-- Extracted records --
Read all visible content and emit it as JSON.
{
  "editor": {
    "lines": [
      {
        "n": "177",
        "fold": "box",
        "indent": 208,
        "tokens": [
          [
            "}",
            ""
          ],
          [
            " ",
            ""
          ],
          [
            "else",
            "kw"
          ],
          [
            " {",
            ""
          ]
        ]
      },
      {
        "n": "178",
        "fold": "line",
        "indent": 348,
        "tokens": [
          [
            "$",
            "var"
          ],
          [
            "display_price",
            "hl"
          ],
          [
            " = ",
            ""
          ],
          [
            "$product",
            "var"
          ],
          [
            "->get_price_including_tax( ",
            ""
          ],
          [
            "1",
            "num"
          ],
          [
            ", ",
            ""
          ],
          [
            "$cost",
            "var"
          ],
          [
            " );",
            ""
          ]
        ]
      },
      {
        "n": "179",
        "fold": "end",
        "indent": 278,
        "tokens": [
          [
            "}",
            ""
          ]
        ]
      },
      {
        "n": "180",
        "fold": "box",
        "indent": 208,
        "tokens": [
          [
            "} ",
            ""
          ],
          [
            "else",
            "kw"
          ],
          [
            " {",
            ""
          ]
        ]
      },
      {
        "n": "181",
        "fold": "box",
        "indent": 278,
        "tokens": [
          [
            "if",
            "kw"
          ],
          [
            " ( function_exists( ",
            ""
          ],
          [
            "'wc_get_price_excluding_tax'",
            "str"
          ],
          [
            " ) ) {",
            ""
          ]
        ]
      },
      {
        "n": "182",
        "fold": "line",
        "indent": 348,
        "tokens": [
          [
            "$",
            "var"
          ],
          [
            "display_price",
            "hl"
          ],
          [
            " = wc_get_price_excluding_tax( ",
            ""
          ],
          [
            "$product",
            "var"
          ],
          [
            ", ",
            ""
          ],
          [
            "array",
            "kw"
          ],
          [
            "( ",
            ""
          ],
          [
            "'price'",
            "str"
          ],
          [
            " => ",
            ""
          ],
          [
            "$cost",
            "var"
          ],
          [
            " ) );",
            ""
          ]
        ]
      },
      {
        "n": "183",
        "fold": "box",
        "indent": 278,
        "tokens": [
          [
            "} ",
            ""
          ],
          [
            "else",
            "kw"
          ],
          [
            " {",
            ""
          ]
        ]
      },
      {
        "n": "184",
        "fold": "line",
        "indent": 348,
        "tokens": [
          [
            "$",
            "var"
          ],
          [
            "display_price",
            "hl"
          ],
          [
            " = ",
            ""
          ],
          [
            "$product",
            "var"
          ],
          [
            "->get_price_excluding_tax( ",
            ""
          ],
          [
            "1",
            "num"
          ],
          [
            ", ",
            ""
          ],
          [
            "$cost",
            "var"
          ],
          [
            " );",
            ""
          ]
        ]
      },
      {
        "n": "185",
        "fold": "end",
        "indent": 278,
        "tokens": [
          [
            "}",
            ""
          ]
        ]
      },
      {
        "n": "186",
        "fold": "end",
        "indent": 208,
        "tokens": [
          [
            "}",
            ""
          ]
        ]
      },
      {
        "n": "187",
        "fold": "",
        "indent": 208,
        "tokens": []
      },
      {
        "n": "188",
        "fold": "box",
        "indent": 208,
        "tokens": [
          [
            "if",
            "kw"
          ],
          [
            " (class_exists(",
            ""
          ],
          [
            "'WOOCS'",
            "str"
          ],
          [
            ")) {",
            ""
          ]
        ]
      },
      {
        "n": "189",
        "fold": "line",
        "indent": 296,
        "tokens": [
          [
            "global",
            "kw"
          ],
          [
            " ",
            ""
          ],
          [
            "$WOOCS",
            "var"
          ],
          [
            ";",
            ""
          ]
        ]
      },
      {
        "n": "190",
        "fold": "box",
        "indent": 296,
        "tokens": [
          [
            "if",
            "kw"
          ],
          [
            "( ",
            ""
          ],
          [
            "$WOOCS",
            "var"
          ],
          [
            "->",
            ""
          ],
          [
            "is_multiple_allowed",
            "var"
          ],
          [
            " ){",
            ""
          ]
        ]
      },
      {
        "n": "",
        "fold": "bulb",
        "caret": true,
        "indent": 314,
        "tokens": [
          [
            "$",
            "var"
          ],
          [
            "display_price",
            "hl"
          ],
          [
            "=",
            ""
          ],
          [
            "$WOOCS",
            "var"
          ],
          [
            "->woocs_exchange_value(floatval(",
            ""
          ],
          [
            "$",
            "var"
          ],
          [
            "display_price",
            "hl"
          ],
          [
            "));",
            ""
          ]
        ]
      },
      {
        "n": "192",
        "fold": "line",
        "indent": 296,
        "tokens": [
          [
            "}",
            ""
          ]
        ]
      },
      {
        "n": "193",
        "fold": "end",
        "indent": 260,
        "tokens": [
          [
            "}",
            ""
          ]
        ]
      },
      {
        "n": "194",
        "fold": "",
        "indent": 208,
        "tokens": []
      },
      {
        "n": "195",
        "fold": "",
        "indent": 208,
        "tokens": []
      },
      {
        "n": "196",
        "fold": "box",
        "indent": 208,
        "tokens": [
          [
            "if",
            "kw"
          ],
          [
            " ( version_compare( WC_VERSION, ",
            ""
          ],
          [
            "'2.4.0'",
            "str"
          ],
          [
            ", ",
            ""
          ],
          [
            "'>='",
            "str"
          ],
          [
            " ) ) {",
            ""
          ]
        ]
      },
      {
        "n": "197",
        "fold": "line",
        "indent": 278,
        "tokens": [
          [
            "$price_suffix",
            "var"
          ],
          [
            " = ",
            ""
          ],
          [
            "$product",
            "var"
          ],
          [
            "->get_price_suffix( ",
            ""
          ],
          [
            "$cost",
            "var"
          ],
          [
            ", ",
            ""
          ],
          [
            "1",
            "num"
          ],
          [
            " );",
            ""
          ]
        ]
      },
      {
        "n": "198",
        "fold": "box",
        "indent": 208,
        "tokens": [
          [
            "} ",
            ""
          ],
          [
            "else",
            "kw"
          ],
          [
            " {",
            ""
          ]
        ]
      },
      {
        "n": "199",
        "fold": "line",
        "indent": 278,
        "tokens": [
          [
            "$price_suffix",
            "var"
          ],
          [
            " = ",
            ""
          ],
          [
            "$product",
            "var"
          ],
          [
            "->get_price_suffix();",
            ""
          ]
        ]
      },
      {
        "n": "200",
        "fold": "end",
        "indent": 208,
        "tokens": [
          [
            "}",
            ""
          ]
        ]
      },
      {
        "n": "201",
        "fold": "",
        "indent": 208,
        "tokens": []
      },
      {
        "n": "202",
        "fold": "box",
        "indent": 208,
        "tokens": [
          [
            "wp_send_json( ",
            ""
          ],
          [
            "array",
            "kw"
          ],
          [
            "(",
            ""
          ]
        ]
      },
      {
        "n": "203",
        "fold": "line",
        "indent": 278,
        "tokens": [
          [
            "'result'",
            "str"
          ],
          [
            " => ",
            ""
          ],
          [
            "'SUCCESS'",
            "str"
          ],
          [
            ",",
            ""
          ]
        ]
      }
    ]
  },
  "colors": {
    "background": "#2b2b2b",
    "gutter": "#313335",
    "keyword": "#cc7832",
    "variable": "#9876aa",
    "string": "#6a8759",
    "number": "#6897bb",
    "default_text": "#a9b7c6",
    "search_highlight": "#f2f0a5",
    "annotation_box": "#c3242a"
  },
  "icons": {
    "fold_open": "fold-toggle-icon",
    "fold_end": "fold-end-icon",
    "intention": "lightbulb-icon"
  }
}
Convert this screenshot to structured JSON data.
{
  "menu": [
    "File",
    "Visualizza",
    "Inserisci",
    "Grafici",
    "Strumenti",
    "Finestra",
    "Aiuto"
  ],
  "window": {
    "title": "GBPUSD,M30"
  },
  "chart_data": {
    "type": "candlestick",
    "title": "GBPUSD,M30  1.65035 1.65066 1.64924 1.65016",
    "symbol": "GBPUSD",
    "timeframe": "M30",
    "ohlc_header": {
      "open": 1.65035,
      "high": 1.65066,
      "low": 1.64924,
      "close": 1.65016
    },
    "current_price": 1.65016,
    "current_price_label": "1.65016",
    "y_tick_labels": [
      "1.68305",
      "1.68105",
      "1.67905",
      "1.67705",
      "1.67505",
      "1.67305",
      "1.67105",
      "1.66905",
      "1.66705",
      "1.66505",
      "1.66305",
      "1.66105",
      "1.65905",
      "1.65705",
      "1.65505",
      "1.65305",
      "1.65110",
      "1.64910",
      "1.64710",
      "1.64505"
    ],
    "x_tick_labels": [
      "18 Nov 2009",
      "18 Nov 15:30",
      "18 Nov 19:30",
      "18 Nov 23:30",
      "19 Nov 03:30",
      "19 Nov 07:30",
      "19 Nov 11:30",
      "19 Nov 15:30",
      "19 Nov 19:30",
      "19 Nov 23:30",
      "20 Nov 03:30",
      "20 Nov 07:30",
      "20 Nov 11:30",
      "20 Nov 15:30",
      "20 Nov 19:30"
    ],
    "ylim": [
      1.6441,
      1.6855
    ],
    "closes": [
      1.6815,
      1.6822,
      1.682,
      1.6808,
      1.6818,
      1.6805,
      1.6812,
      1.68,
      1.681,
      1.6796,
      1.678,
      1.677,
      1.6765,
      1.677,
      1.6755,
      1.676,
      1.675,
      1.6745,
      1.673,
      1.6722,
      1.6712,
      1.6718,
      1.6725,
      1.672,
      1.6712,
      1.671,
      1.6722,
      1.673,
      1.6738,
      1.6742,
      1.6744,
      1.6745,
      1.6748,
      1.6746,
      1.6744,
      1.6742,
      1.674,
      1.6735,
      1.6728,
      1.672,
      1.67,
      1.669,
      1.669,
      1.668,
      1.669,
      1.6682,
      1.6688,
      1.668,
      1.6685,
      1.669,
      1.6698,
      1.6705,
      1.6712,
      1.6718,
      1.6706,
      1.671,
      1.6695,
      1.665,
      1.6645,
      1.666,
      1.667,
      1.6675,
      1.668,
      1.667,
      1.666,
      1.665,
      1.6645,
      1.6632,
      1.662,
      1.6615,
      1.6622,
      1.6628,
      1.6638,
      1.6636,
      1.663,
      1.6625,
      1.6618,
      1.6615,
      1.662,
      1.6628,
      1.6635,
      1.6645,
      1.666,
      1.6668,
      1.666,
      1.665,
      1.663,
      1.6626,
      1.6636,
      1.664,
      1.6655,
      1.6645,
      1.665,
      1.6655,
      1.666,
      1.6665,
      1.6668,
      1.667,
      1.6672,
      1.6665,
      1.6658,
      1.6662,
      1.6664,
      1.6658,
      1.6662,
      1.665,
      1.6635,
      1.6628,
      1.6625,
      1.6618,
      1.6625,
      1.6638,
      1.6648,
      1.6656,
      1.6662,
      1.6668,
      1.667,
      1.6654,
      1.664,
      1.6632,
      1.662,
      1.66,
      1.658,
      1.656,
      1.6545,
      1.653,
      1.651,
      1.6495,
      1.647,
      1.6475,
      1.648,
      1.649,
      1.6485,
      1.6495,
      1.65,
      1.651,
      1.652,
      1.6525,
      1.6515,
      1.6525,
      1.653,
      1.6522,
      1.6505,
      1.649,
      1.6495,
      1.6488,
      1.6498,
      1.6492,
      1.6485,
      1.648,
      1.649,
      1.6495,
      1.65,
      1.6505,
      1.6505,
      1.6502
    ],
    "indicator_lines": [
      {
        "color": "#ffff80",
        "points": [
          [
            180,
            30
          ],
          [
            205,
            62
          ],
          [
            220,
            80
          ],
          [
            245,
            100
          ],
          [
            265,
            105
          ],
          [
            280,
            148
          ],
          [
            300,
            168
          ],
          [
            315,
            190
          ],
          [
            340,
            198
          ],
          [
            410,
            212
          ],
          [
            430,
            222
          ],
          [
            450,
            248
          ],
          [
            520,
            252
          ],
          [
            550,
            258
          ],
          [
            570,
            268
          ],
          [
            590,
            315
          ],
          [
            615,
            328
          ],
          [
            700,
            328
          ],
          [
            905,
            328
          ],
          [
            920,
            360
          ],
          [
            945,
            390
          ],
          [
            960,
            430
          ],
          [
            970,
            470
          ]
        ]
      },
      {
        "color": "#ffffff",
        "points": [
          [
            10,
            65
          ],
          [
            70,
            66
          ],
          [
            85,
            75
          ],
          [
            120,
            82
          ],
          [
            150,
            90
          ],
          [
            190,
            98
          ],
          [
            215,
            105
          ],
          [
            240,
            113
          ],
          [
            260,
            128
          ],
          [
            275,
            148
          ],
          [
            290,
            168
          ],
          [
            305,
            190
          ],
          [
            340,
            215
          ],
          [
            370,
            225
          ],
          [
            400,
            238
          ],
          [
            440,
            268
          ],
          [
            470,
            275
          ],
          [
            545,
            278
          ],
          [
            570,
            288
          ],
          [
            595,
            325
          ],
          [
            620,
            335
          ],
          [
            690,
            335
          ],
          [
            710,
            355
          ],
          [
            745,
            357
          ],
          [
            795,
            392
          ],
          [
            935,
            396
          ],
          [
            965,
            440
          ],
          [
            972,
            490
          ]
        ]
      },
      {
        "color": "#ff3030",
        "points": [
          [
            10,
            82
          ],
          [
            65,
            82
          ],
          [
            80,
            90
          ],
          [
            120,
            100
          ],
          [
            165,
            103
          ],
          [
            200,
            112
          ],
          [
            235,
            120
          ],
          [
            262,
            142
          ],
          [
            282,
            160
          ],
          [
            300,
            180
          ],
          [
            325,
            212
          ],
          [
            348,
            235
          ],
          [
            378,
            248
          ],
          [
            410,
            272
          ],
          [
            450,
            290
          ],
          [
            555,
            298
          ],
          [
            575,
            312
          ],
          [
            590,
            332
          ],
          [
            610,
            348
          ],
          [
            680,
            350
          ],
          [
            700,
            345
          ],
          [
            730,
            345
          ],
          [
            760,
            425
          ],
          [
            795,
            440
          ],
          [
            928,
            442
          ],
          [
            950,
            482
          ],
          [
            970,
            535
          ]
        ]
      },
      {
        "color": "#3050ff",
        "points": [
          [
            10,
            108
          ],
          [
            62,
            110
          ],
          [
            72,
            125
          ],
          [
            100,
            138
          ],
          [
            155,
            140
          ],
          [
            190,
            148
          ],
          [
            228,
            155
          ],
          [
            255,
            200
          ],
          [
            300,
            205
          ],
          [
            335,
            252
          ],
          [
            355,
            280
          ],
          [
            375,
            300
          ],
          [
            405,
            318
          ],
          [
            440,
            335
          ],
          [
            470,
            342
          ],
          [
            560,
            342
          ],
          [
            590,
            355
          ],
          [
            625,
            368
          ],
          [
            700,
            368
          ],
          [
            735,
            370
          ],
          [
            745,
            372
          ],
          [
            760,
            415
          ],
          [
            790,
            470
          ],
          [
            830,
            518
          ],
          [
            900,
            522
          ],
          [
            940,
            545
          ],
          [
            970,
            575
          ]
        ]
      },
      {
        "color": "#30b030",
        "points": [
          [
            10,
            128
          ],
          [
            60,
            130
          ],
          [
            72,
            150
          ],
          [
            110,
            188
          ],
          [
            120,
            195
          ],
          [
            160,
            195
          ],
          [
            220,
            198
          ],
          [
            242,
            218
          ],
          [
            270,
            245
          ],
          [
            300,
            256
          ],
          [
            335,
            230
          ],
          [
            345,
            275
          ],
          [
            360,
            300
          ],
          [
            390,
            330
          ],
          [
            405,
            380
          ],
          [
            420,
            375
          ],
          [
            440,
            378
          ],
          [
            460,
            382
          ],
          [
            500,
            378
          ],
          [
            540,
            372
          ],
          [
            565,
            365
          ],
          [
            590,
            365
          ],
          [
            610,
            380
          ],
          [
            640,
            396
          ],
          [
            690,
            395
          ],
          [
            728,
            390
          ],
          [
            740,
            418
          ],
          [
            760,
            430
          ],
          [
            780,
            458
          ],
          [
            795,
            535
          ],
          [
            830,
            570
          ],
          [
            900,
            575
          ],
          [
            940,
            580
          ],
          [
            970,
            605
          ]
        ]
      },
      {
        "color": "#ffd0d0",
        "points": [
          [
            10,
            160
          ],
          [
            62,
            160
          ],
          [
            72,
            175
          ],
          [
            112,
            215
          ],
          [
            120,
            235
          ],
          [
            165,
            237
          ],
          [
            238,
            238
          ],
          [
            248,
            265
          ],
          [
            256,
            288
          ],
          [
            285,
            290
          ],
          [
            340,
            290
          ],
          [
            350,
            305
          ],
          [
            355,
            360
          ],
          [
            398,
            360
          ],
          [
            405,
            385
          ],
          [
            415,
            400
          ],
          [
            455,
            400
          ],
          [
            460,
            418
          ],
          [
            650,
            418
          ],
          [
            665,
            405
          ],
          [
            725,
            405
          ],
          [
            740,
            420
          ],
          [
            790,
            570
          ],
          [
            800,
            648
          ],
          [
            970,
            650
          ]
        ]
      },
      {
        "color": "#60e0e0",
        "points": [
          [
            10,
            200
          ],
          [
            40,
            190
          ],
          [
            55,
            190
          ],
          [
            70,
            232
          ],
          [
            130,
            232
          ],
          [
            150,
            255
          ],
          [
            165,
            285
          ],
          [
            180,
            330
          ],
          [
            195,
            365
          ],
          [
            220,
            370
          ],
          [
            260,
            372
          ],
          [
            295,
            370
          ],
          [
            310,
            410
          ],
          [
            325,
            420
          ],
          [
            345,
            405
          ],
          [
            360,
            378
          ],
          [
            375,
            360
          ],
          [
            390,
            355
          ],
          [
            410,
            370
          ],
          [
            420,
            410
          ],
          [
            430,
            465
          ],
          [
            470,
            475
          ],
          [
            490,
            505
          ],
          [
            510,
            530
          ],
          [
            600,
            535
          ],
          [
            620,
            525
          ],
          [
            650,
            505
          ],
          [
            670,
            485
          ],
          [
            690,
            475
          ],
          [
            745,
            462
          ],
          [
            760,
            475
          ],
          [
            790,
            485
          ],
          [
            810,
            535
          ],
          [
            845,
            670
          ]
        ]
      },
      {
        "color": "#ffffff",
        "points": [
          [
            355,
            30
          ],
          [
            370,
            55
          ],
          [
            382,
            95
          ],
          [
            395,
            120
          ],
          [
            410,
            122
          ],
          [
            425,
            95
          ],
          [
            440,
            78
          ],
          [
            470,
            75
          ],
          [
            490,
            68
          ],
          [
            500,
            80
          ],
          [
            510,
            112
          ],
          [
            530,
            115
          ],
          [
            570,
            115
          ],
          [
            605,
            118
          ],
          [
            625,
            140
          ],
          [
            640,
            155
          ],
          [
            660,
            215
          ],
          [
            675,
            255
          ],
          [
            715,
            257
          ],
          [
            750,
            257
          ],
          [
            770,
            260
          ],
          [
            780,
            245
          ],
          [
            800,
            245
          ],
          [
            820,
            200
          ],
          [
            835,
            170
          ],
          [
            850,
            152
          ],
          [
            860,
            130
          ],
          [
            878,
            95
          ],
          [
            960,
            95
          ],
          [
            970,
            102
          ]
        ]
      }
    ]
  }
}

-- Aim --
Copy out every line with the word "title".

-- Answer below --
    "title": "GBPUSD,M30"
    "title": "GBPUSD,M30  1.65035 1.65066 1.64924 1.65016",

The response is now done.